Brief - Every line from the line containing "Output the text content of this document." through the final line below is to be repeated exactly; no other line is.

Input rows -
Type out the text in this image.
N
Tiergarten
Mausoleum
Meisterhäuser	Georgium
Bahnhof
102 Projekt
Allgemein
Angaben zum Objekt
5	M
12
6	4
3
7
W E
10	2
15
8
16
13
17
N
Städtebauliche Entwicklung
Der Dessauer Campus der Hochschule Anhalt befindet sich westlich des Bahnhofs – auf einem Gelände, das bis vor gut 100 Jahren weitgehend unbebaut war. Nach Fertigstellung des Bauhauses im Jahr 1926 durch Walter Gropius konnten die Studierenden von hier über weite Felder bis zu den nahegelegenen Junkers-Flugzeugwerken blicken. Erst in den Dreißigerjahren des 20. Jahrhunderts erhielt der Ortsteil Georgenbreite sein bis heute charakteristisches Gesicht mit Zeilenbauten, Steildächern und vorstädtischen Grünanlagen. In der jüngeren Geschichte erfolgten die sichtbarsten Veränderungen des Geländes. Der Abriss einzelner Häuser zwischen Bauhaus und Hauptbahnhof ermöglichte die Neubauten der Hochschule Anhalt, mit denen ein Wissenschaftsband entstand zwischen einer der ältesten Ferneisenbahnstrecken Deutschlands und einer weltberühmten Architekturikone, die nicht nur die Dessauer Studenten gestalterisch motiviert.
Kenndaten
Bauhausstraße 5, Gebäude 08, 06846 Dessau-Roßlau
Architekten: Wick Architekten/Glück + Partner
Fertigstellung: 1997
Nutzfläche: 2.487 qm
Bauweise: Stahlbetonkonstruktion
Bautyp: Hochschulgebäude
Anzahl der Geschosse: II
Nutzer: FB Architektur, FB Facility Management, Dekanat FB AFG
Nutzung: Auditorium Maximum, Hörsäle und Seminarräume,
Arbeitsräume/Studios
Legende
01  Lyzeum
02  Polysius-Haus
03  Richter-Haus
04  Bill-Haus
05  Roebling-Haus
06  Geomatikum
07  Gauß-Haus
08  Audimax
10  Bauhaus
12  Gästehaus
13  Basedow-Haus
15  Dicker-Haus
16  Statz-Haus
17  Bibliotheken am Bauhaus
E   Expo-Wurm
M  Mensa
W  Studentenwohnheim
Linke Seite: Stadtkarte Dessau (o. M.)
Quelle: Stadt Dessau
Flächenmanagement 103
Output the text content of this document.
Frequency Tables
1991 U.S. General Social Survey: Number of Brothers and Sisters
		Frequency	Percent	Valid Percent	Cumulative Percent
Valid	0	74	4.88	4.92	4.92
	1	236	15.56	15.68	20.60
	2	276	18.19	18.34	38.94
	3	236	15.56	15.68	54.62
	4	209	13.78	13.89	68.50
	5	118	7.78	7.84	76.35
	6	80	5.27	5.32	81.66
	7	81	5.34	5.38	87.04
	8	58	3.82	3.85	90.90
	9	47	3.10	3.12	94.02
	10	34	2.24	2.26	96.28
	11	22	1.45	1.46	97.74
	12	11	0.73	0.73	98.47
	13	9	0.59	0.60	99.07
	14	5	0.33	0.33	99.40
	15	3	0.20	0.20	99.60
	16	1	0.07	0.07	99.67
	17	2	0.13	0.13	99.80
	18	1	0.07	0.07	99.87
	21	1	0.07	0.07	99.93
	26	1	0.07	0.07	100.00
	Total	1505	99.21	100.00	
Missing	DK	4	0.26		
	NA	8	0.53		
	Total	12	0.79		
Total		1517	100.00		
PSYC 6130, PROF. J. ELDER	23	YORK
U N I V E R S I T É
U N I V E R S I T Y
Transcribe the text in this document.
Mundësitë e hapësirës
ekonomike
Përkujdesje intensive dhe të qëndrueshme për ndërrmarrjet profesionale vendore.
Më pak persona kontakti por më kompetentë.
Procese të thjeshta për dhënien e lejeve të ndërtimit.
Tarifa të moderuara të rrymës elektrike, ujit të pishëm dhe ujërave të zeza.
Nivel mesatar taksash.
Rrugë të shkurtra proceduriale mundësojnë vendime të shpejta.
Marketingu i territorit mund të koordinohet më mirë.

Answer below -
Output the text content of this document.
Frequency Tables
1991 U.S. General Social Survey: Number of Brothers and Sisters
		Frequency	Percent	Valid Percent	Cumulative Percent
Valid	0	74	4.88	4.92	4.92
	1	236	15.56	15.68	20.60
	2	276	18.19	18.34	38.94
	3	236	15.56	15.68	54.62
	4	209	13.78	13.89	68.50
	5	118	7.78	7.84	76.35
	6	80	5.27	5.32	81.66
	7	81	5.34	5.38	87.04
	8	58	3.82	3.85	90.90
	9	47	3.10	3.12	94.02
	10	34	2.24	2.26	96.28
	11	22	1.45	1.46	97.74
	12	11	0.73	0.73	98.47
	13	9	0.59	0.60	99.07
	14	5	0.33	0.33	99.40
	15	3	0.20	0.20	99.60
	16	1	0.07	0.07	99.67
	17	2	0.13	0.13	99.80
	18	1	0.07	0.07	99.87
	21	1	0.07	0.07	99.93
	26	1	0.07	0.07	100.00
	Total	1505	99.21	100.00	
Missing	DK	4	0.26		
	NA	8	0.53		
	Total	12	0.79		
Total		1517	100.00		
PSYC 6130, PROF. J. ELDER	23	YORK
U N I V E R S I T É
U N I V E R S I T Y
Transcribe the text in this document.
Mundësitë e hapësirës
ekonomike
Përkujdesje intensive dhe të qëndrueshme për ndërrmarrjet profesionale vendore.
Më pak persona kontakti por më kompetentë.
Procese të thjeshta për dhënien e lejeve të ndërtimit.
Tarifa të moderuara të rrymës elektrike, ujit të pishëm dhe ujërave të zeza.
Nivel mesatar taksash.
Rrugë të shkurtra proceduriale mundësojnë vendime të shpejta.
Marketingu i territorit mund të koordinohet më mirë.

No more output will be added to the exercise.